→ **Given request**
Transcribe every line of the listing below without any deviation.

→ **Provided entries**
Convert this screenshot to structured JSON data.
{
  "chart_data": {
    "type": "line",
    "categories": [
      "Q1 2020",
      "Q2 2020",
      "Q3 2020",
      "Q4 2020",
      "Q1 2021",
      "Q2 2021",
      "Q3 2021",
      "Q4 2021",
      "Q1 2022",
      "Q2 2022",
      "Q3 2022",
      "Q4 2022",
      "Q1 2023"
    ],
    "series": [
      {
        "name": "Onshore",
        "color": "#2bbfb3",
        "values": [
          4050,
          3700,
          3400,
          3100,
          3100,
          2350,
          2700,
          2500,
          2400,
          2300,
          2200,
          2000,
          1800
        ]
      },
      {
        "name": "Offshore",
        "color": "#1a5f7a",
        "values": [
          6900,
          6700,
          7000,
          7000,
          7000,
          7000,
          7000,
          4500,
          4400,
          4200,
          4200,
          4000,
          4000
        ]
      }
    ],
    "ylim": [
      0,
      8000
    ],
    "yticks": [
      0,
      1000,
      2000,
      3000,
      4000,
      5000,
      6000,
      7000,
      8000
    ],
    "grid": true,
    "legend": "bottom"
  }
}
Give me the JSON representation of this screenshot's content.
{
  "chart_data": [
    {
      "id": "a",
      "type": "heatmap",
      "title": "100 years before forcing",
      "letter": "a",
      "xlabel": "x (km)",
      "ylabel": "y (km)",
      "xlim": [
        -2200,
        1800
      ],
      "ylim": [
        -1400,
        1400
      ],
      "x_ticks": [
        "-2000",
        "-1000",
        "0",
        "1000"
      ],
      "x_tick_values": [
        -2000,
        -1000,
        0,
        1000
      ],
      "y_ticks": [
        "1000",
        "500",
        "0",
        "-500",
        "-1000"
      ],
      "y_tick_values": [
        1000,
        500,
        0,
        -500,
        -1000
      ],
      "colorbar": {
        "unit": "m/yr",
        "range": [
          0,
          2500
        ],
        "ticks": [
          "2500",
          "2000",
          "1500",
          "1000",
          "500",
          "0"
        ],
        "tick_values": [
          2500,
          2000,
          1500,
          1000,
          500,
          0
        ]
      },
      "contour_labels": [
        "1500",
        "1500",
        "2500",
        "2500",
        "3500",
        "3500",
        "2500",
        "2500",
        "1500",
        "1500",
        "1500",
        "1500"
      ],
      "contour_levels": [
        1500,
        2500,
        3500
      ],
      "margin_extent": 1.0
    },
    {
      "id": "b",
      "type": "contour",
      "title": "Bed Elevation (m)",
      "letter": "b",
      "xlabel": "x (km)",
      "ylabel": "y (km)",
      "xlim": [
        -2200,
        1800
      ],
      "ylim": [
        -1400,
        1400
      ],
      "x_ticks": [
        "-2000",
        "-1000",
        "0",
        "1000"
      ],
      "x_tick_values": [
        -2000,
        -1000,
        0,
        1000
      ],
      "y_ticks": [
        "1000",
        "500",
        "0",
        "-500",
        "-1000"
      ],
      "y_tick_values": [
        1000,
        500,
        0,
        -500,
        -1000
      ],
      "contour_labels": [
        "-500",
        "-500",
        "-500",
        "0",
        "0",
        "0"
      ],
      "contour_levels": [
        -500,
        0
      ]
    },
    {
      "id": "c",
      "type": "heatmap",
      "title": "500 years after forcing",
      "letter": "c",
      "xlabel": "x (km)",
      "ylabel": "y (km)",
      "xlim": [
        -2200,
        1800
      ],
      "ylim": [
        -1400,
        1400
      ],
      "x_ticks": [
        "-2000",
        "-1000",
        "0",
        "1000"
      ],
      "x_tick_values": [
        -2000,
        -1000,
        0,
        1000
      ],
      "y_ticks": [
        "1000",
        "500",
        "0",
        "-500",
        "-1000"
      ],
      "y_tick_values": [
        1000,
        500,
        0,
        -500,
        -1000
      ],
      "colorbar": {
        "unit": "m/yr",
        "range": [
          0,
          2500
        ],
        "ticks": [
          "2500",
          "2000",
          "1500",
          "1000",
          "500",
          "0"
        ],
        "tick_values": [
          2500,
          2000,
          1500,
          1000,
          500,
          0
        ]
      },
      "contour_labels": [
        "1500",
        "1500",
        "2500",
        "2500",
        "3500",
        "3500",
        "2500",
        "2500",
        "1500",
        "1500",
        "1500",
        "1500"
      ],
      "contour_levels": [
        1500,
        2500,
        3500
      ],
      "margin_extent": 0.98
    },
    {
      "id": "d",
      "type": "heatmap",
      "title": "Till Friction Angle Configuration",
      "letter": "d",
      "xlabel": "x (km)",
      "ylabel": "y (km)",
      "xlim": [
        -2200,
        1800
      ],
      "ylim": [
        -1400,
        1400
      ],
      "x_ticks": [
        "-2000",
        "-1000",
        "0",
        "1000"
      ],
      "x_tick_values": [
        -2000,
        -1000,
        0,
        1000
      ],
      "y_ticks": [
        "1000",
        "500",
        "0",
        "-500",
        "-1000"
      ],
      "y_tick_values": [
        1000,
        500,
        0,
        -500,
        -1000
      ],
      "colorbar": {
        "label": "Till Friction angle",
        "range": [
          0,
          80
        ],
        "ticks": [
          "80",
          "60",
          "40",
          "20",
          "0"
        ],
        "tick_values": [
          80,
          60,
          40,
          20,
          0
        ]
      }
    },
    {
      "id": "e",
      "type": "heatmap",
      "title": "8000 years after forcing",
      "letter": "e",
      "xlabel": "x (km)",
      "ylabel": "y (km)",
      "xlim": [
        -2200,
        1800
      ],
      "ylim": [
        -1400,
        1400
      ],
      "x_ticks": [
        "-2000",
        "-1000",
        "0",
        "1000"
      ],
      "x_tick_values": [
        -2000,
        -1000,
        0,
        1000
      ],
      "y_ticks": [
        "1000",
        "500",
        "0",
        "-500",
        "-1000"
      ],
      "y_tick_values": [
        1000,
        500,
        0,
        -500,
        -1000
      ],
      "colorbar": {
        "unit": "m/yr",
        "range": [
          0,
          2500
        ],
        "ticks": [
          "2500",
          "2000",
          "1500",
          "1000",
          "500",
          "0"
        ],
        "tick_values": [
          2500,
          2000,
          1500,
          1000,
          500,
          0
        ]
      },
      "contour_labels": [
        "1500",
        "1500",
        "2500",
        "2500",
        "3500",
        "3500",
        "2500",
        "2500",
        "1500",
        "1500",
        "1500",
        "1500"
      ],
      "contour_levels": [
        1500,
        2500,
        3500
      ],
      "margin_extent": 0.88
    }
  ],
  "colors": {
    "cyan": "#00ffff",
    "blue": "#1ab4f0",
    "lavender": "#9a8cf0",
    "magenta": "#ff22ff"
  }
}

→ **Written answer**
Convert this screenshot to structured JSON data.
{
  "chart_data": {
    "type": "line",
    "categories": [
      "Q1 2020",
      "Q2 2020",
      "Q3 2020",
      "Q4 2020",
      "Q1 2021",
      "Q2 2021",
      "Q3 2021",
      "Q4 2021",
      "Q1 2022",
      "Q2 2022",
      "Q3 2022",
      "Q4 2022",
      "Q1 2023"
    ],
    "series": [
      {
        "name": "Onshore",
        "color": "#2bbfb3",
        "values": [
          4050,
          3700,
          3400,
          3100,
          3100,
          2350,
          2700,
          2500,
          2400,
          2300,
          2200,
          2000,
          1800
        ]
      },
      {
        "name": "Offshore",
        "color": "#1a5f7a",
        "values": [
          6900,
          6700,
          7000,
          7000,
          7000,
          7000,
          7000,
          4500,
          4400,
          4200,
          4200,
          4000,
          4000
        ]
      }
    ],
    "ylim": [
      0,
      8000
    ],
    "yticks": [
      0,
      1000,
      2000,
      3000,
      4000,
      5000,
      6000,
      7000,
      8000
    ],
    "grid": true,
    "legend": "bottom"
  }
}
Give me the JSON representation of this screenshot's content.
{
  "chart_data": [
    {
      "id": "a",
      "type": "heatmap",
      "title": "100 years before forcing",
      "letter": "a",
      "xlabel": "x (km)",
      "ylabel": "y (km)",
      "xlim": [
        -2200,
        1800
      ],
      "ylim": [
        -1400,
        1400
      ],
      "x_ticks": [
        "-2000",
        "-1000",
        "0",
        "1000"
      ],
      "x_tick_values": [
        -2000,
        -1000,
        0,
        1000
      ],
      "y_ticks": [
        "1000",
        "500",
        "0",
        "-500",
        "-1000"
      ],
      "y_tick_values": [
        1000,
        500,
        0,
        -500,
        -1000
      ],
      "colorbar": {
        "unit": "m/yr",
        "range": [
          0,
          2500
        ],
        "ticks": [
          "2500",
          "2000",
          "1500",
          "1000",
          "500",
          "0"
        ],
        "tick_values": [
          2500,
          2000,
          1500,
          1000,
          500,
          0
        ]
      },
      "contour_labels": [
        "1500",
        "1500",
        "2500",
        "2500",
        "3500",
        "3500",
        "2500",
        "2500",
        "1500",
        "1500",
        "1500",
        "1500"
      ],
      "contour_levels": [
        1500,
        2500,
        3500
      ],
      "margin_extent": 1.0
    },
    {
      "id": "b",
      "type": "contour",
      "title": "Bed Elevation (m)",
      "letter": "b",
      "xlabel": "x (km)",
      "ylabel": "y (km)",
      "xlim": [
        -2200,
        1800
      ],
      "ylim": [
        -1400,
        1400
      ],
      "x_ticks": [
        "-2000",
        "-1000",
        "0",
        "1000"
      ],
      "x_tick_values": [
        -2000,
        -1000,
        0,
        1000
      ],
      "y_ticks": [
        "1000",
        "500",
        "0",
        "-500",
        "-1000"
      ],
      "y_tick_values": [
        1000,
        500,
        0,
        -500,
        -1000
      ],
      "contour_labels": [
        "-500",
        "-500",
        "-500",
        "0",
        "0",
        "0"
      ],
      "contour_levels": [
        -500,
        0
      ]
    },
    {
      "id": "c",
      "type": "heatmap",
      "title": "500 years after forcing",
      "letter": "c",
      "xlabel": "x (km)",
      "ylabel": "y (km)",
      "xlim": [
        -2200,
        1800
      ],
      "ylim": [
        -1400,
        1400
      ],
      "x_ticks": [
        "-2000",
        "-1000",
        "0",
        "1000"
      ],
      "x_tick_values": [
        -2000,
        -1000,
        0,
        1000
      ],
      "y_ticks": [
        "1000",
        "500",
        "0",
        "-500",
        "-1000"
      ],
      "y_tick_values": [
        1000,
        500,
        0,
        -500,
        -1000
      ],
      "colorbar": {
        "unit": "m/yr",
        "range": [
          0,
          2500
        ],
        "ticks": [
          "2500",
          "2000",
          "1500",
          "1000",
          "500",
          "0"
        ],
        "tick_values": [
          2500,
          2000,
          1500,
          1000,
          500,
          0
        ]
      },
      "contour_labels": [
        "1500",
        "1500",
        "2500",
        "2500",
        "3500",
        "3500",
        "2500",
        "2500",
        "1500",
        "1500",
        "1500",
        "1500"
      ],
      "contour_levels": [
        1500,
        2500,
        3500
      ],
      "margin_extent": 0.98
    },
    {
      "id": "d",
      "type": "heatmap",
      "title": "Till Friction Angle Configuration",
      "letter": "d",
      "xlabel": "x (km)",
      "ylabel": "y (km)",
      "xlim": [
        -2200,
        1800
      ],
      "ylim": [
        -1400,
        1400
      ],
      "x_ticks": [
        "-2000",
        "-1000",
        "0",
        "1000"
      ],
      "x_tick_values": [
        -2000,
        -1000,
        0,
        1000
      ],
      "y_ticks": [
        "1000",
        "500",
        "0",
        "-500",
        "-1000"
      ],
      "y_tick_values": [
        1000,
        500,
        0,
        -500,
        -1000
      ],
      "colorbar": {
        "label": "Till Friction angle",
        "range": [
          0,
          80
        ],
        "ticks": [
          "80",
          "60",
          "40",
          "20",
          "0"
        ],
        "tick_values": [
          80,
          60,
          40,
          20,
          0
        ]
      }
    },
    {
      "id": "e",
      "type": "heatmap",
      "title": "8000 years after forcing",
      "letter": "e",
      "xlabel": "x (km)",
      "ylabel": "y (km)",
      "xlim": [
        -2200,
        1800
      ],
      "ylim": [
        -1400,
        1400
      ],
      "x_ticks": [
        "-2000",
        "-1000",
        "0",
        "1000"
      ],
      "x_tick_values": [
        -2000,
        -1000,
        0,
        1000
      ],
      "y_ticks": [
        "1000",
        "500",
        "0",
        "-500",
        "-1000"
      ],
      "y_tick_values": [
        1000,
        500,
        0,
        -500,
        -1000
      ],
      "colorbar": {
        "unit": "m/yr",
        "range": [
          0,
          2500
        ],
        "ticks": [
          "2500",
          "2000",
          "1500",
          "1000",
          "500",
          "0"
        ],
        "tick_values": [
          2500,
          2000,
          1500,
          1000,
          500,
          0
        ]
      },
      "contour_labels": [
        "1500",
        "1500",
        "2500",
        "2500",
        "3500",
        "3500",
        "2500",
        "2500",
        "1500",
        "1500",
        "1500",
        "1500"
      ],
      "contour_levels": [
        1500,
        2500,
        3500
      ],
      "margin_extent": 0.88
    }
  ],
  "colors": {
    "cyan": "#00ffff",
    "blue": "#1ab4f0",
    "lavender": "#9a8cf0",
    "magenta": "#ff22ff"
  }
}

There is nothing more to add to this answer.